# DATA YANG DIBERIKAN
++++++
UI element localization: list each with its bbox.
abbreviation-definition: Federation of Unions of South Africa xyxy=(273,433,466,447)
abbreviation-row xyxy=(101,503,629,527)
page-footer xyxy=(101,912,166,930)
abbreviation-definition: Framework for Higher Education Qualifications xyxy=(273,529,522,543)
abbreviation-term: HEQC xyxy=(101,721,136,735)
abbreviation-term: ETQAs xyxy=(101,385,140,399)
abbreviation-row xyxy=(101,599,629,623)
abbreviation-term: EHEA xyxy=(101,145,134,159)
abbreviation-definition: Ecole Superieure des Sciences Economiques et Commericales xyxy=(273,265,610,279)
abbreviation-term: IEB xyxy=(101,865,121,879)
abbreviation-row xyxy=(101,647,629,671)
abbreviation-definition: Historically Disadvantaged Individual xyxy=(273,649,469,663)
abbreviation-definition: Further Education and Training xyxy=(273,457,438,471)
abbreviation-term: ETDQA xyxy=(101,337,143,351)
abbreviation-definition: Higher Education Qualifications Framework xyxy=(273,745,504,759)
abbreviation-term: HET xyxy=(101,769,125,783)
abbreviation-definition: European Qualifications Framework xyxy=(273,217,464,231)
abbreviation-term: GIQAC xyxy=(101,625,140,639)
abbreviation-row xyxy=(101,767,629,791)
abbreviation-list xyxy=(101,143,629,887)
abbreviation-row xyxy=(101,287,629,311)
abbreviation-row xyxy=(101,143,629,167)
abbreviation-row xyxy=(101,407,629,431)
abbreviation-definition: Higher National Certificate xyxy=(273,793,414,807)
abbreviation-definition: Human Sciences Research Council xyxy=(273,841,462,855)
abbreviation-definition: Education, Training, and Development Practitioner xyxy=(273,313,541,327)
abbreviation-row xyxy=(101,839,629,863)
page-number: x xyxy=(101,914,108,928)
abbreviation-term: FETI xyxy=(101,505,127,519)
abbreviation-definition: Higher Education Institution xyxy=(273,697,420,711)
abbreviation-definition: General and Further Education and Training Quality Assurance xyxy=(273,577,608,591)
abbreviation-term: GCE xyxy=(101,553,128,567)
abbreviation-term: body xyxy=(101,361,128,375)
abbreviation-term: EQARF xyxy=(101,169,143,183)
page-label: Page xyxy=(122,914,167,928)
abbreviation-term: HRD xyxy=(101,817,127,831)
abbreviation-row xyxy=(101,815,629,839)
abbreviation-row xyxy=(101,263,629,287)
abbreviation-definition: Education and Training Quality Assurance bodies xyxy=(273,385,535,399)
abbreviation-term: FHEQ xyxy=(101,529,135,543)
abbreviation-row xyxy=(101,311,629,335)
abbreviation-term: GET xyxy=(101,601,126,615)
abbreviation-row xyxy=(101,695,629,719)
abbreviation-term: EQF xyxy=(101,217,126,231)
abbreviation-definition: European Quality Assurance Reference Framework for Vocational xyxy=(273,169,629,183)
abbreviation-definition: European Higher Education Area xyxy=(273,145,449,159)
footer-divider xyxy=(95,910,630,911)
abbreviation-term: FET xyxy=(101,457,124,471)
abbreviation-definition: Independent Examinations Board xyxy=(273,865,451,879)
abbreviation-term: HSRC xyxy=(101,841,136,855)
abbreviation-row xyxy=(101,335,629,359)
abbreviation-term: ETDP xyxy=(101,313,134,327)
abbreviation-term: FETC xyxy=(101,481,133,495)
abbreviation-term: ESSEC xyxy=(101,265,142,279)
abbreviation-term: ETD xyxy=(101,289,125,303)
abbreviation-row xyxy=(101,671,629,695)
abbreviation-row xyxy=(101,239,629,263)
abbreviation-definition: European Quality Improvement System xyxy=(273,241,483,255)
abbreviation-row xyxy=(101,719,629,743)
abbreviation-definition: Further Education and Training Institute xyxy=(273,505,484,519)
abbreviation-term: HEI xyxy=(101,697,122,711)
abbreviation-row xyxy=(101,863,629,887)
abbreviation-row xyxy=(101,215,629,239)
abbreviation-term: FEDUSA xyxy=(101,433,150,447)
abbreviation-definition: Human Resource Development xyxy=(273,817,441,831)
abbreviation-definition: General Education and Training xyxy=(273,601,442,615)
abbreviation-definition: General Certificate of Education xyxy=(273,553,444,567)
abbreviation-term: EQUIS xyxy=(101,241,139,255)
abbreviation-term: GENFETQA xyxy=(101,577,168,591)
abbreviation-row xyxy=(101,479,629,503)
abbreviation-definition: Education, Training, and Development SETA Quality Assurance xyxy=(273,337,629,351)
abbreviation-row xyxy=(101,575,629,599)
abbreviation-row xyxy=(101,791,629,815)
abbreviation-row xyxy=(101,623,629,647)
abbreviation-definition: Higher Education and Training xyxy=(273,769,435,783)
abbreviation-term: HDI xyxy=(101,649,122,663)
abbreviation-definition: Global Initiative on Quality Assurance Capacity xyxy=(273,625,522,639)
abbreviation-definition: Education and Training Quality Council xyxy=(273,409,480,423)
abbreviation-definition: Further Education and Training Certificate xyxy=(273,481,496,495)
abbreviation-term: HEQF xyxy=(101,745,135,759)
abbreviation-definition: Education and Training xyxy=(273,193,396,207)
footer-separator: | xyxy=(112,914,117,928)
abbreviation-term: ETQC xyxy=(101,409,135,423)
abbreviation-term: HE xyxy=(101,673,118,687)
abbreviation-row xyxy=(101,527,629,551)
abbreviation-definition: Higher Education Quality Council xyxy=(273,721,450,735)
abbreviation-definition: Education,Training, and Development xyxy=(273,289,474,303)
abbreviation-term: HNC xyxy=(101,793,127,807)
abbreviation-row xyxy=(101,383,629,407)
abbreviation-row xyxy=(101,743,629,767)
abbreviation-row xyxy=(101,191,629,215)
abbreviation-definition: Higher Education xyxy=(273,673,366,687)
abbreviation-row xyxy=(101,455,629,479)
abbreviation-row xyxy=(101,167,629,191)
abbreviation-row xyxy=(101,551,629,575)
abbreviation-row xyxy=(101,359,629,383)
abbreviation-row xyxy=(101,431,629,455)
++++++
# LATIHAN TERTULIS
Temukan semua baris data di atas yang mengandung string "list", lalu salin setiap baris tersebut. Huruf besar dan huruf kecil dibedakan.

# JAWABAN DI BAWAH
UI element localization: list each with its bbox.
abbreviation-list xyxy=(101,143,629,887)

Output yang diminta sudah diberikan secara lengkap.